While rappers lick standard-issue grapefruits

Everyone's favourite nutty ex-astronaut is back in the news, having apologised to her erstwhile rival for the affections of a fellow astronaut "for having frightened her in any way". Lisa Nowak may be preparing a defense of temporary insanity for her upcoming trial over her alleged 11,600-brontosaurus, nappy-clad cross-country assault attempt. You questioned her preparations, drooled (bizarrely) over her mug shot and practised your songwriting skills:

What self respecting American goes on a cross country kidnapping/murder attempt & doesn't use a gun? Oh course she's crazy judge, just give her probation & call it a day.

David Blair


If this isn't classed as "Conduct unbecoming of an officer" then I'm going to join NASA and spend the entire time absolutely plastered, dressed up in a space suit, shouting incomprehensible gibberish at passers by, all the while pointing up at the sky with a frightened look on my face.

And I'll do it all with complete impunity damnit!

Edward Pearson


Edward, I have the feeling that your plan might not be bonkers enough. You might have to say "Wibble" now and then with a pair of pants on your head and two pencils up your noise. Then you might just get away with it.

• _SET PROBLEM 1_: Echo word for word the portion of the Lisa Nowak passage that opens with the words containing "David Blair" and closes with "away with it.".
The passage above and the entries that come next are unrelated material.

Stored data entries:
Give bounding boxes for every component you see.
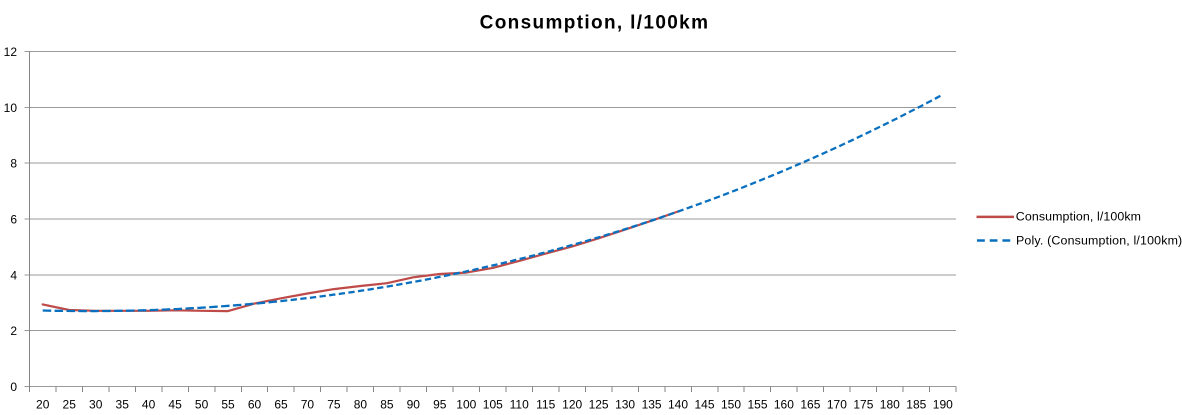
svg-text:125: 125 (589, 397, 609, 411)
svg-text:130: 130 (615, 397, 635, 411)
svg-text:70: 70 (301, 397, 315, 411)
svg-text:160: 160 (774, 397, 794, 411)
svg-text:40: 40 (142, 397, 156, 411)
svg-text:165: 165 (800, 397, 820, 411)
svg-text:90: 90 (407, 397, 421, 411)
svg-text:105: 105 (483, 397, 503, 411)
svg-text:Consumption, l/100km: Consumption, l/100km (480, 13, 710, 34)
svg-text:120: 120 (562, 397, 582, 411)
svg-text:180: 180 (880, 397, 900, 411)
svg-text:190: 190 (933, 397, 953, 411)
svg-text:135: 135 (642, 397, 662, 411)
svg-text:8: 8 (10, 157, 17, 171)
svg-text:4: 4 (10, 269, 17, 283)
svg-text:0: 0 (10, 380, 17, 394)
svg-text:55: 55 (221, 397, 235, 411)
svg-text:85: 85 (380, 397, 394, 411)
svg-text:20: 20 (36, 397, 50, 411)
svg-text:175: 175 (853, 397, 873, 411)
svg-text:185: 185 (906, 397, 926, 411)
svg-text:155: 155 (747, 397, 767, 411)
svg-text:Poly. (Consumption, l/100km): Poly. (Consumption, l/100km) (1016, 234, 1182, 248)
svg-text:35: 35 (116, 397, 130, 411)
svg-text:145: 145 (694, 397, 714, 411)
svg-text:110: 110 (510, 397, 529, 411)
svg-text:150: 150 (721, 397, 741, 411)
svg-text:30: 30 (89, 397, 103, 411)
svg-text:75: 75 (327, 397, 341, 411)
svg-text:2: 2 (10, 324, 17, 338)
svg-text:25: 25 (63, 397, 77, 411)
svg-text:100: 100 (456, 397, 476, 411)
svg-text:60: 60 (248, 397, 262, 411)
svg-text:170: 170 (827, 397, 847, 411)
svg-text:80: 80 (354, 397, 368, 411)
svg-text:50: 50 (195, 397, 209, 411)
svg-text:140: 140 (668, 397, 688, 411)
svg-text:95: 95 (433, 397, 447, 411)
svg-text:45: 45 (168, 397, 182, 411)
svg-text:12: 12 (4, 45, 18, 59)
svg-text:65: 65 (274, 397, 288, 411)
svg-text:115: 115 (536, 397, 555, 411)
svg-text:Consumption, l/100km: Consumption, l/100km (1016, 210, 1141, 224)
svg-text:6: 6 (10, 213, 17, 227)
svg-text:10: 10 (4, 101, 18, 115)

• _SET PROBLEM 2_: In the stored data entries, swap "svg-text" for "label" in the part that opens with the line containing "svg-text:125: 125 (589, 397, 609, 411)" and closes with the line containing "svg-text:90: 90 (407, 397, 421, 411)". Return only those lines, with everything else left unchanged.

• _TASK ANSWER 1_:
David Blair


If this isn't classed as "Conduct unbecoming of an officer" then I'm going to join NASA and spend the entire time absolutely plastered, dressed up in a space suit, shouting incomprehensible gibberish at passers by, all the while pointing up at the sky with a frightened look on my face.

And I'll do it all with complete impunity damnit!

Edward Pearson


Edward, I have the feeling that your plan might not be bonkers enough. You might have to say "Wibble" now and then with a pair of pants on your head and two pencils up your noise. Then you might just get away with it.

• _TASK ANSWER 2_:
label:125: 125 (589, 397, 609, 411)
label:130: 130 (615, 397, 635, 411)
label:70: 70 (301, 397, 315, 411)
label:160: 160 (774, 397, 794, 411)
label:40: 40 (142, 397, 156, 411)
label:165: 165 (800, 397, 820, 411)
label:90: 90 (407, 397, 421, 411)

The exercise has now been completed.